Supplied records:

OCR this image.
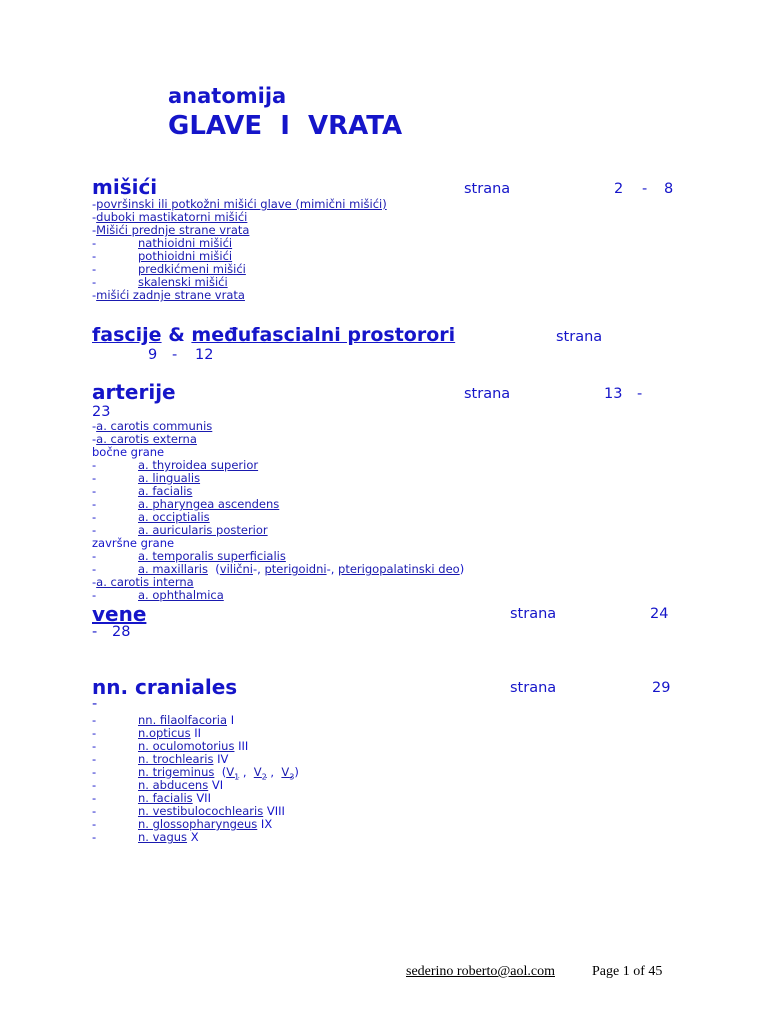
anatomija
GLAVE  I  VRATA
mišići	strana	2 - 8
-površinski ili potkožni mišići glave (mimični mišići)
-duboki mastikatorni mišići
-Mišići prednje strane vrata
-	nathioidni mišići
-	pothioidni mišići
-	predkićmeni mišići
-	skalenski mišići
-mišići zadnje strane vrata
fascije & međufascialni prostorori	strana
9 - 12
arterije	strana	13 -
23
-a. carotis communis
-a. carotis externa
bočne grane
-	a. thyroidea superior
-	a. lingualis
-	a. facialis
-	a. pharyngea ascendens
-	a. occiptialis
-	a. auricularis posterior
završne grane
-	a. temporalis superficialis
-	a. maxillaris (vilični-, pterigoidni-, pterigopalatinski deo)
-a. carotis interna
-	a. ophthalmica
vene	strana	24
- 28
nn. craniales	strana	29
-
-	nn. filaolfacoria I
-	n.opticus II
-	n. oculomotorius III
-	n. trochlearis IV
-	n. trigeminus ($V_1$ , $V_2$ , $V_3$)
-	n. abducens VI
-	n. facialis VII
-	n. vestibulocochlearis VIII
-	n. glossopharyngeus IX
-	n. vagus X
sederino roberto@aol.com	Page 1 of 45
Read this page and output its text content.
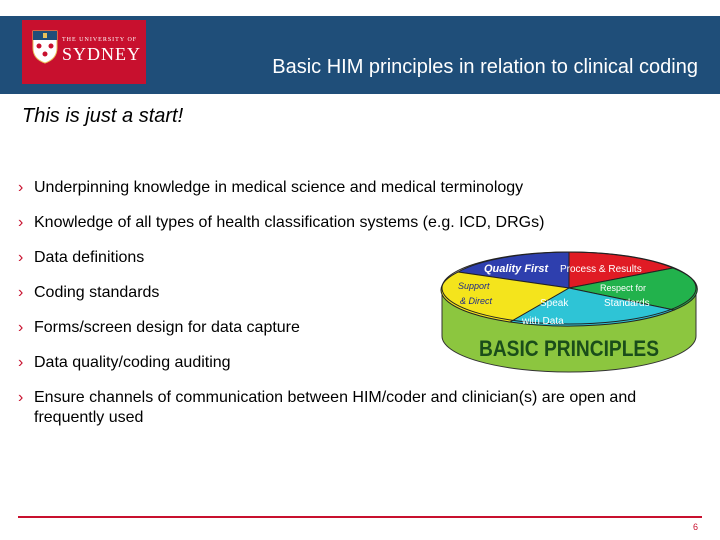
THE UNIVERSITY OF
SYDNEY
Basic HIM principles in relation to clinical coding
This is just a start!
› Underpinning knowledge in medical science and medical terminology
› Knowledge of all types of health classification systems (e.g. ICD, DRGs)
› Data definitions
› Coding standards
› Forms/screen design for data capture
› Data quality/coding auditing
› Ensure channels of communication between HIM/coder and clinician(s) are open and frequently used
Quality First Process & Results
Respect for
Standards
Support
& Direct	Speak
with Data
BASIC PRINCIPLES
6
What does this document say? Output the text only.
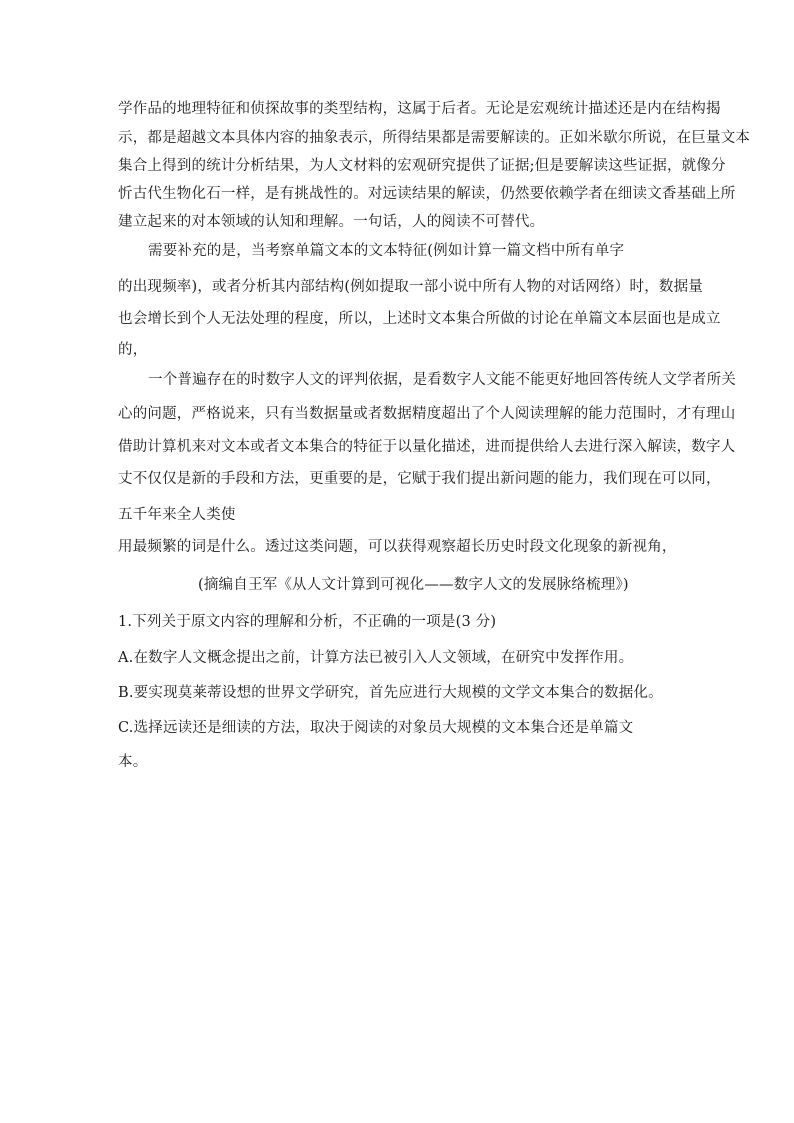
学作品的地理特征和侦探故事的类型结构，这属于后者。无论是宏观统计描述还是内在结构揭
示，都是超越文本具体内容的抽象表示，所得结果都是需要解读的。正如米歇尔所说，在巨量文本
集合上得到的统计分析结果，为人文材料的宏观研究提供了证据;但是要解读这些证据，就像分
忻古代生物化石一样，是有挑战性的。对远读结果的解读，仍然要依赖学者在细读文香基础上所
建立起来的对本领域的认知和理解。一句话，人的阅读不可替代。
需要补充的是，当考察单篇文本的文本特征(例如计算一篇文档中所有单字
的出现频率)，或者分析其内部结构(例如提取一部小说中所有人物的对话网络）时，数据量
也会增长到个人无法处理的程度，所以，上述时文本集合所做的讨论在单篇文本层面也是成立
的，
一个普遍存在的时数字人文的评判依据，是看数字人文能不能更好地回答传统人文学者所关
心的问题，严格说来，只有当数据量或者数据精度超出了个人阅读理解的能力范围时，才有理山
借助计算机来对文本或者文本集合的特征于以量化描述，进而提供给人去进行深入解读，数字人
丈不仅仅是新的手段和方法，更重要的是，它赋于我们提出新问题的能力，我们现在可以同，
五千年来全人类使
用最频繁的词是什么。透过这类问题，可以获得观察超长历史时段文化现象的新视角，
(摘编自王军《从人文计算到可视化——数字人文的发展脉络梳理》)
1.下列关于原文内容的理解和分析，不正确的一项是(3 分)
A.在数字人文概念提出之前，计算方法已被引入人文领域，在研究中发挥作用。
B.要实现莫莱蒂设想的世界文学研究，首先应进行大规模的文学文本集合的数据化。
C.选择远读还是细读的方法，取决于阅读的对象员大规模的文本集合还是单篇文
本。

---

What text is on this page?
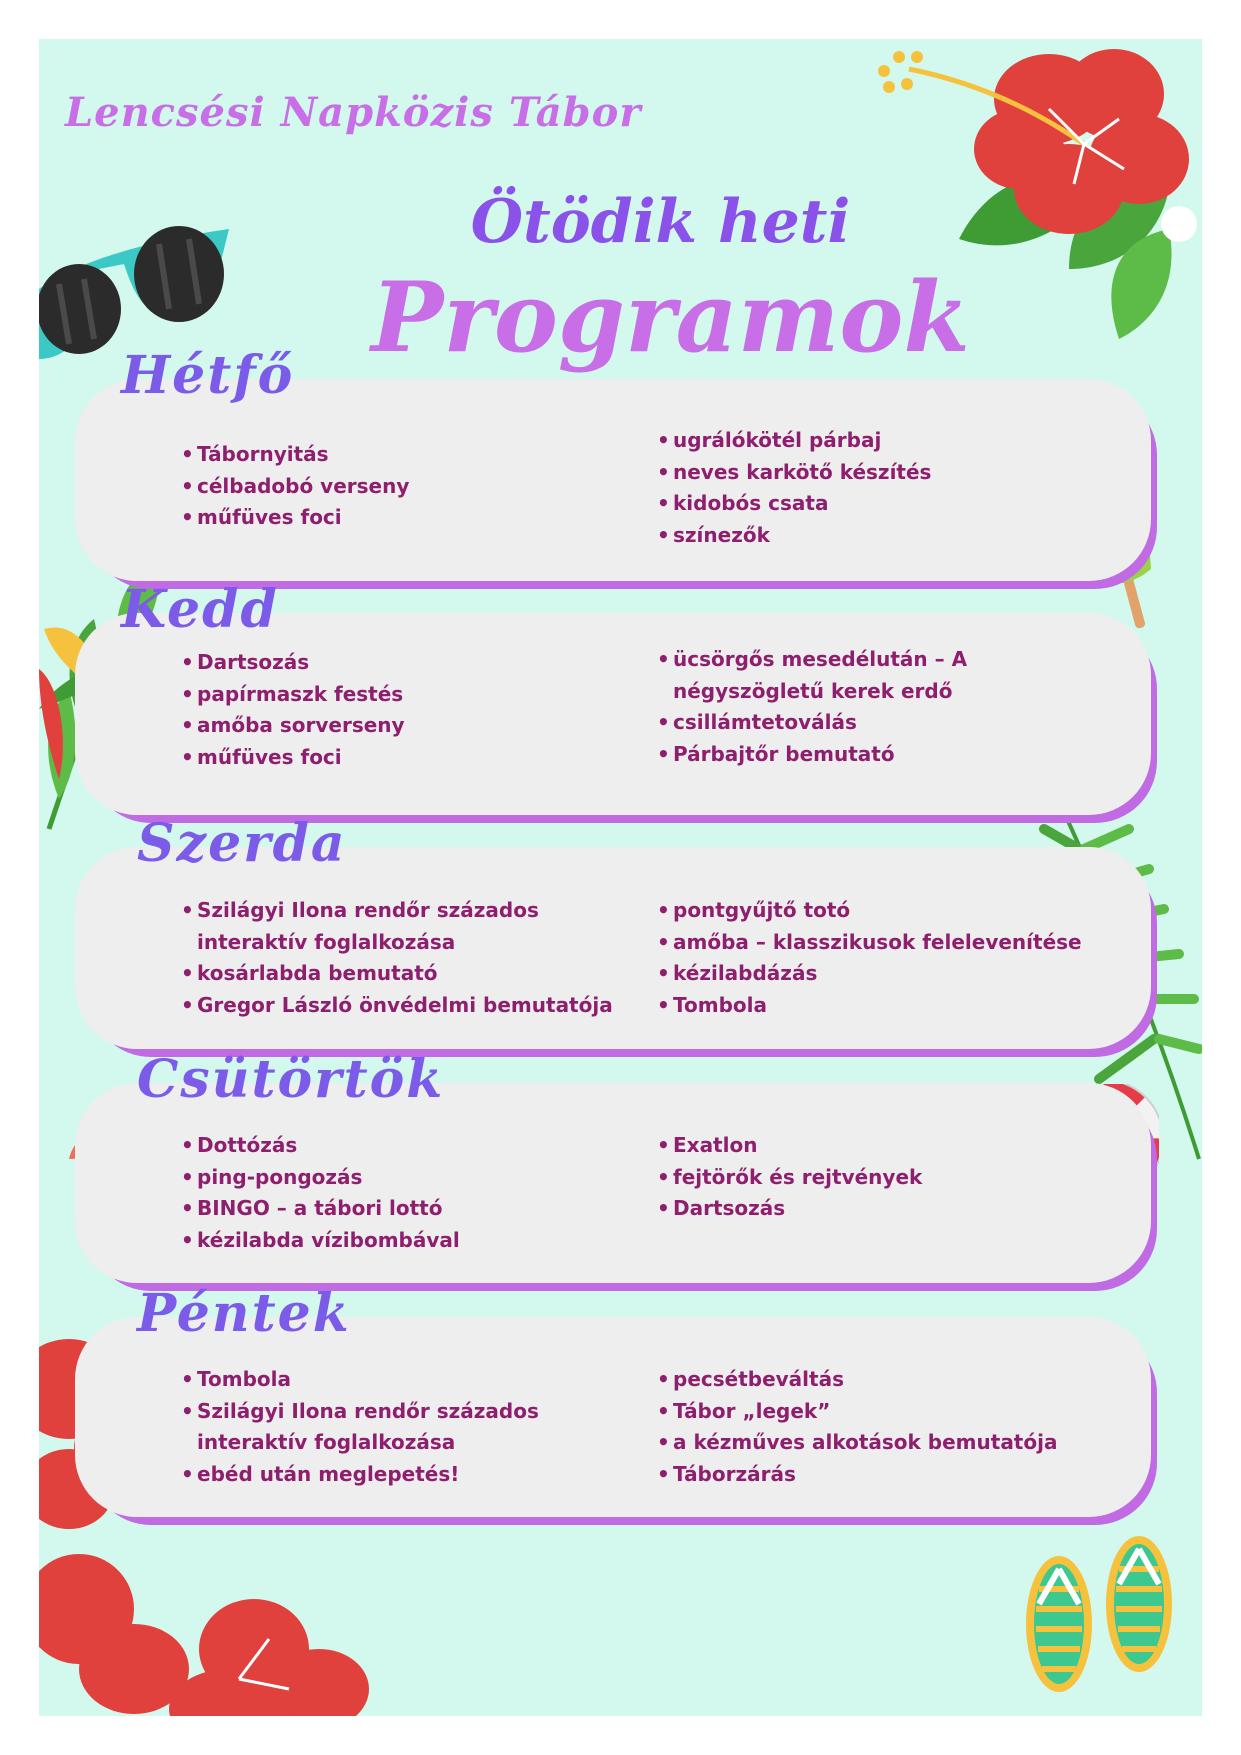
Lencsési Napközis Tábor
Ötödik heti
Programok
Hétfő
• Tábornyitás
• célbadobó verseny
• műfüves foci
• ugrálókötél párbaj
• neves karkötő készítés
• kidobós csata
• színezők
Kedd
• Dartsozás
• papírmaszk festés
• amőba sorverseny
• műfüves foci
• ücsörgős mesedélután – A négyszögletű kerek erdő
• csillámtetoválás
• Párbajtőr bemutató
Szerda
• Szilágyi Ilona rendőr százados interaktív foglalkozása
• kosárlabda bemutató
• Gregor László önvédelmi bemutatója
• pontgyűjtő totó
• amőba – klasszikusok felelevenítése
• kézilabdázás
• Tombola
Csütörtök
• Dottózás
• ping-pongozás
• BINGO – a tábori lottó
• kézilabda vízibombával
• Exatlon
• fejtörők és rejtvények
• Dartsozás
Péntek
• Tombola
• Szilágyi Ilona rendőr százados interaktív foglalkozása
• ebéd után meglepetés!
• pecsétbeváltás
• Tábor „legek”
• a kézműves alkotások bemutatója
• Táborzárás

* * *

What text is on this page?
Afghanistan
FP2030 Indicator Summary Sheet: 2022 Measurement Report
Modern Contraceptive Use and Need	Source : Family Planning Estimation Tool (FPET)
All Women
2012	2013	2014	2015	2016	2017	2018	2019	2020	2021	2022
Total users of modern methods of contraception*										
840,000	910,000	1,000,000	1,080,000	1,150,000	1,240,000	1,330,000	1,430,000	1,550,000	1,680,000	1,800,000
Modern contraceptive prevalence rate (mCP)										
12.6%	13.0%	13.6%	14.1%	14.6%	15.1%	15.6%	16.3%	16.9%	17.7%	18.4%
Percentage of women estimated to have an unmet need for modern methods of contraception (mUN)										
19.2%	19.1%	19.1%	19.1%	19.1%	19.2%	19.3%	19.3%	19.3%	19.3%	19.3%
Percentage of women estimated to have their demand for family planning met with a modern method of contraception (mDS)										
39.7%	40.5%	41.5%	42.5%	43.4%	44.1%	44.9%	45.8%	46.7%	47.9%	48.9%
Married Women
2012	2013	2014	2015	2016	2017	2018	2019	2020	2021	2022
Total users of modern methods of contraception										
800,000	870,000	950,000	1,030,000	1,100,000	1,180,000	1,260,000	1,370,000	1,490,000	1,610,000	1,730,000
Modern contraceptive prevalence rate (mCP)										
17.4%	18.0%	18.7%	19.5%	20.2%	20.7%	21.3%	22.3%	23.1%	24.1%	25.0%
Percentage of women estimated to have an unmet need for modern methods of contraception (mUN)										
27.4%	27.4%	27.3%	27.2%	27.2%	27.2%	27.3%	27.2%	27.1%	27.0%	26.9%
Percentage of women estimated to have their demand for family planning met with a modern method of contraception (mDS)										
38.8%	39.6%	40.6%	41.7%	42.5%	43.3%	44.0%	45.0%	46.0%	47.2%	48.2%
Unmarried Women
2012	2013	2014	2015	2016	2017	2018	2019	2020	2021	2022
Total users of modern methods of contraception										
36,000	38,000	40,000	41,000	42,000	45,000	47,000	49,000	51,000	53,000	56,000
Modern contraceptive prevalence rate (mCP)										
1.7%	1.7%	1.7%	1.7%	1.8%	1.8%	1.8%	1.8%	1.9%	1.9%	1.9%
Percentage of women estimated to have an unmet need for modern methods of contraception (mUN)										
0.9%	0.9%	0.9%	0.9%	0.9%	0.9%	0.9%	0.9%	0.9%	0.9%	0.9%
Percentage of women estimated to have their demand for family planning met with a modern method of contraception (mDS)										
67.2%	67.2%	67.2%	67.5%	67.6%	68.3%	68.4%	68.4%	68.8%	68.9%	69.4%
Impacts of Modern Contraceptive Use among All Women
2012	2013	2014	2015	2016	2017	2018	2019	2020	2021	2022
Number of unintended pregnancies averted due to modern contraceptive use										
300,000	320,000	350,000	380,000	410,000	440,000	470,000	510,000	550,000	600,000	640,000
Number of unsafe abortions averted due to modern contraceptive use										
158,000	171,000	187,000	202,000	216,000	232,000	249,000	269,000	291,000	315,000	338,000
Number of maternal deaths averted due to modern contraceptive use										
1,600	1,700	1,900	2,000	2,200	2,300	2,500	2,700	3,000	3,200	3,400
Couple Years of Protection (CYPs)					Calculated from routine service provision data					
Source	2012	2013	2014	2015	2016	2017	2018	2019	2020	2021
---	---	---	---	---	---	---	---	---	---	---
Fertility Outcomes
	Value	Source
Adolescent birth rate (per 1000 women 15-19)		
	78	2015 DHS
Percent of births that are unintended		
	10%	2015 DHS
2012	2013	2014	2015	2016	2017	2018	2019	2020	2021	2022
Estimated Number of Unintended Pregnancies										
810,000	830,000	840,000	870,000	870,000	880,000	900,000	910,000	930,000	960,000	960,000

Written task:
Collect, from the material above, every line containing the word "Source".

Result of this exercise:
Modern Contraceptive Use and Need	Source : Family Planning Estimation Tool (FPET)
Source	2012	2013	2014	2015	2016	2017	2018	2019	2020	2021
	Value	Source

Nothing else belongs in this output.